[start]
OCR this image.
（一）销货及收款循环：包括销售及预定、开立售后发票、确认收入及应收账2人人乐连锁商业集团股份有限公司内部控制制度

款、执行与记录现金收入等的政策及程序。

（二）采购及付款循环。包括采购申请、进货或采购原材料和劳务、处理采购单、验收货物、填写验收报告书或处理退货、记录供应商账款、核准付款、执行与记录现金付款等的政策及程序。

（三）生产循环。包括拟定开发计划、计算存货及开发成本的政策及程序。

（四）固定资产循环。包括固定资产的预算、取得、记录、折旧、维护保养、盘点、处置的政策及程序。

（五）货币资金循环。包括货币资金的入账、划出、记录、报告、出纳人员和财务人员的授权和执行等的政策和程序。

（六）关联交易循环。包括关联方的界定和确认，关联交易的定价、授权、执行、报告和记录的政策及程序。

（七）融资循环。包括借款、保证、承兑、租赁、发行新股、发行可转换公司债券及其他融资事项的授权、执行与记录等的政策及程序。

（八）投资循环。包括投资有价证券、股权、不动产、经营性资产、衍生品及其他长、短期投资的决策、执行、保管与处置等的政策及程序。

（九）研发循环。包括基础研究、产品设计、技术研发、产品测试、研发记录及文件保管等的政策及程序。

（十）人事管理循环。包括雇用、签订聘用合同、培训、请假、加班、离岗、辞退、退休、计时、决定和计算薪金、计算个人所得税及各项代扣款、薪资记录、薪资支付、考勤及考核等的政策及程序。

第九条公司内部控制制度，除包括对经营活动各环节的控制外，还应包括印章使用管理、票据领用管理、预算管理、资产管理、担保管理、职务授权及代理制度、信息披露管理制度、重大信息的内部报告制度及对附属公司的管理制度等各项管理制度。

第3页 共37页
[end]
STATED PROBLEM: Restate the data above word for word.

TASK RESPONSE:
OCR this image.
（一）销货及收款循环：包括销售及预定、开立售后发票、确认收入及应收账2人人乐连锁商业集团股份有限公司内部控制制度

款、执行与记录现金收入等的政策及程序。

（二）采购及付款循环。包括采购申请、进货或采购原材料和劳务、处理采购单、验收货物、填写验收报告书或处理退货、记录供应商账款、核准付款、执行与记录现金付款等的政策及程序。

（三）生产循环。包括拟定开发计划、计算存货及开发成本的政策及程序。

（四）固定资产循环。包括固定资产的预算、取得、记录、折旧、维护保养、盘点、处置的政策及程序。

（五）货币资金循环。包括货币资金的入账、划出、记录、报告、出纳人员和财务人员的授权和执行等的政策和程序。

（六）关联交易循环。包括关联方的界定和确认，关联交易的定价、授权、执行、报告和记录的政策及程序。

（七）融资循环。包括借款、保证、承兑、租赁、发行新股、发行可转换公司债券及其他融资事项的授权、执行与记录等的政策及程序。

（八）投资循环。包括投资有价证券、股权、不动产、经营性资产、衍生品及其他长、短期投资的决策、执行、保管与处置等的政策及程序。

（九）研发循环。包括基础研究、产品设计、技术研发、产品测试、研发记录及文件保管等的政策及程序。

（十）人事管理循环。包括雇用、签订聘用合同、培训、请假、加班、离岗、辞退、退休、计时、决定和计算薪金、计算个人所得税及各项代扣款、薪资记录、薪资支付、考勤及考核等的政策及程序。

第九条公司内部控制制度，除包括对经营活动各环节的控制外，还应包括印章使用管理、票据领用管理、预算管理、资产管理、担保管理、职务授权及代理制度、信息披露管理制度、重大信息的内部报告制度及对附属公司的管理制度等各项管理制度。

第3页 共37页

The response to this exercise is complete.